* [GOAL] Set down all of the entries word for word, omitting the images they contain.

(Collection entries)
☆ ☆ ☆ ☆ ☆ ☆ ☆
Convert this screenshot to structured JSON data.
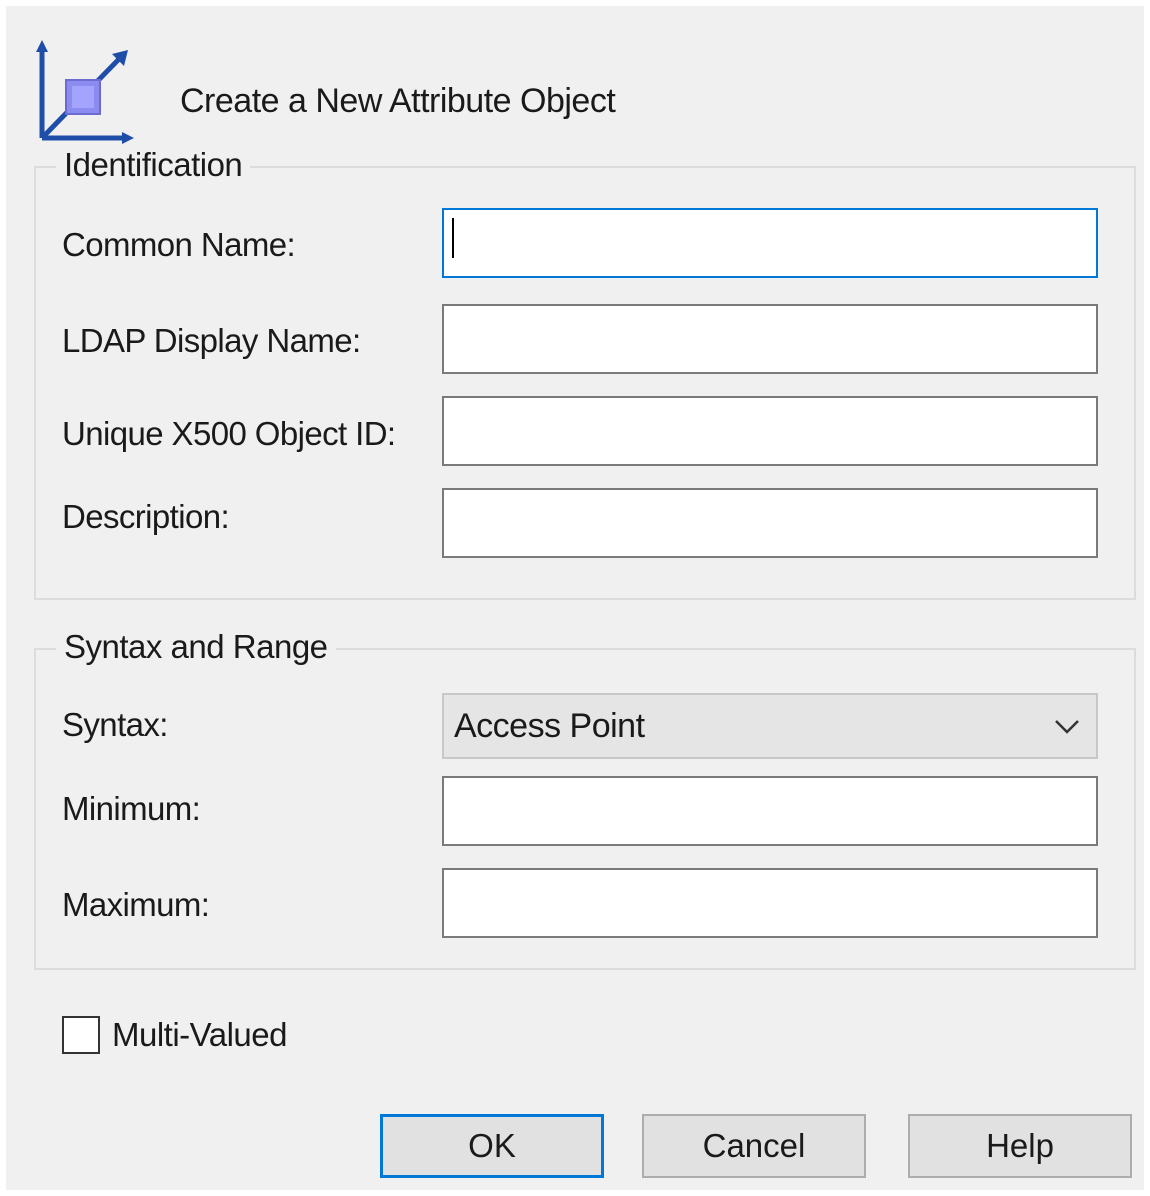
{
  "header": {
    "title": "Create a New Attribute Object",
    "icon": "attribute-object-icon"
  },
  "identification": {
    "legend": "Identification",
    "common_name_label": "Common Name:",
    "common_name_value": "",
    "ldap_display_name_label": "LDAP Display Name:",
    "ldap_display_name_value": "",
    "x500_oid_label": "Unique X500 Object ID:",
    "x500_oid_value": "",
    "description_label": "Description:",
    "description_value": ""
  },
  "syntax_range": {
    "legend": "Syntax and Range",
    "syntax_label": "Syntax:",
    "syntax_value": "Access Point",
    "minimum_label": "Minimum:",
    "minimum_value": "",
    "maximum_label": "Maximum:",
    "maximum_value": ""
  },
  "multi_valued": {
    "label": "Multi-Valued",
    "checked": false
  },
  "buttons": {
    "ok": "OK",
    "cancel": "Cancel",
    "help": "Help"
  },
  "colors": {
    "focus_border": "#0078d7",
    "icon_blue": "#1f4ea8",
    "icon_square": "#8b8bf0"
  }
}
☆ ☆ ☆ ☆ ☆ ☆ ☆
* [WRITTEN REPLY]
Convert this screenshot to structured JSON data.
{
  "header": {
    "title": "Create a New Attribute Object",
    "icon": "attribute-object-icon"
  },
  "identification": {
    "legend": "Identification",
    "common_name_label": "Common Name:",
    "common_name_value": "",
    "ldap_display_name_label": "LDAP Display Name:",
    "ldap_display_name_value": "",
    "x500_oid_label": "Unique X500 Object ID:",
    "x500_oid_value": "",
    "description_label": "Description:",
    "description_value": ""
  },
  "syntax_range": {
    "legend": "Syntax and Range",
    "syntax_label": "Syntax:",
    "syntax_value": "Access Point",
    "minimum_label": "Minimum:",
    "minimum_value": "",
    "maximum_label": "Maximum:",
    "maximum_value": ""
  },
  "multi_valued": {
    "label": "Multi-Valued",
    "checked": false
  },
  "buttons": {
    "ok": "OK",
    "cancel": "Cancel",
    "help": "Help"
  },
  "colors": {
    "focus_border": "#0078d7",
    "icon_blue": "#1f4ea8",
    "icon_square": "#8b8bf0"
  }
}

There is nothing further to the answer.